#### REQUIREMENTS:
The entries that follow should be written out exactly.

#### SUPPLIED RECORDS:

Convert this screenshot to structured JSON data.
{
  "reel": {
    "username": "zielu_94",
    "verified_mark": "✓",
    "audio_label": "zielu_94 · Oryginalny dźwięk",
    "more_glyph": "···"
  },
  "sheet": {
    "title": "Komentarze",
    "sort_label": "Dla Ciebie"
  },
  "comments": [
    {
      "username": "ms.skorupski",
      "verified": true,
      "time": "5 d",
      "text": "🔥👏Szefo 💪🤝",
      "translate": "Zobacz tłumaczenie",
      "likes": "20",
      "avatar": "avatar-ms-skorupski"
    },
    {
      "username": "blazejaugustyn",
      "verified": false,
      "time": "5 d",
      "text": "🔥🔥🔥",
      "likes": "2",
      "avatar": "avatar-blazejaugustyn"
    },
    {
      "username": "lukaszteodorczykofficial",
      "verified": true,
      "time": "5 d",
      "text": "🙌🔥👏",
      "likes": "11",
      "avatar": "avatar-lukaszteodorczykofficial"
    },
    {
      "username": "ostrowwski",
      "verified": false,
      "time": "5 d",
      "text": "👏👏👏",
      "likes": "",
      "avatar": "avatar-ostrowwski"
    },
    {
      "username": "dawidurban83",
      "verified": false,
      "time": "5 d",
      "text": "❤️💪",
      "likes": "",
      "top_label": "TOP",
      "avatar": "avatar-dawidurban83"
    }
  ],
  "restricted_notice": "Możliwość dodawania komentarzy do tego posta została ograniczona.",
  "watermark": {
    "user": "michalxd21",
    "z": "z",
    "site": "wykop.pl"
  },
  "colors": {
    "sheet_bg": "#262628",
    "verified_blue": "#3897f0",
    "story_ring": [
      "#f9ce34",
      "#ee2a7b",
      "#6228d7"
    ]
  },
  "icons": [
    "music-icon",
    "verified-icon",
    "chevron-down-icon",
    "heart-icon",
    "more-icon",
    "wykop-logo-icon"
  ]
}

#### SOLUTION:
Convert this screenshot to structured JSON data.
{
  "reel": {
    "username": "zielu_94",
    "verified_mark": "✓",
    "audio_label": "zielu_94 · Oryginalny dźwięk",
    "more_glyph": "···"
  },
  "sheet": {
    "title": "Komentarze",
    "sort_label": "Dla Ciebie"
  },
  "comments": [
    {
      "username": "ms.skorupski",
      "verified": true,
      "time": "5 d",
      "text": "🔥👏Szefo 💪🤝",
      "translate": "Zobacz tłumaczenie",
      "likes": "20",
      "avatar": "avatar-ms-skorupski"
    },
    {
      "username": "blazejaugustyn",
      "verified": false,
      "time": "5 d",
      "text": "🔥🔥🔥",
      "likes": "2",
      "avatar": "avatar-blazejaugustyn"
    },
    {
      "username": "lukaszteodorczykofficial",
      "verified": true,
      "time": "5 d",
      "text": "🙌🔥👏",
      "likes": "11",
      "avatar": "avatar-lukaszteodorczykofficial"
    },
    {
      "username": "ostrowwski",
      "verified": false,
      "time": "5 d",
      "text": "👏👏👏",
      "likes": "",
      "avatar": "avatar-ostrowwski"
    },
    {
      "username": "dawidurban83",
      "verified": false,
      "time": "5 d",
      "text": "❤️💪",
      "likes": "",
      "top_label": "TOP",
      "avatar": "avatar-dawidurban83"
    }
  ],
  "restricted_notice": "Możliwość dodawania komentarzy do tego posta została ograniczona.",
  "watermark": {
    "user": "michalxd21",
    "z": "z",
    "site": "wykop.pl"
  },
  "colors": {
    "sheet_bg": "#262628",
    "verified_blue": "#3897f0",
    "story_ring": [
      "#f9ce34",
      "#ee2a7b",
      "#6228d7"
    ]
  },
  "icons": [
    "music-icon",
    "verified-icon",
    "chevron-down-icon",
    "heart-icon",
    "more-icon",
    "wykop-logo-icon"
  ]
}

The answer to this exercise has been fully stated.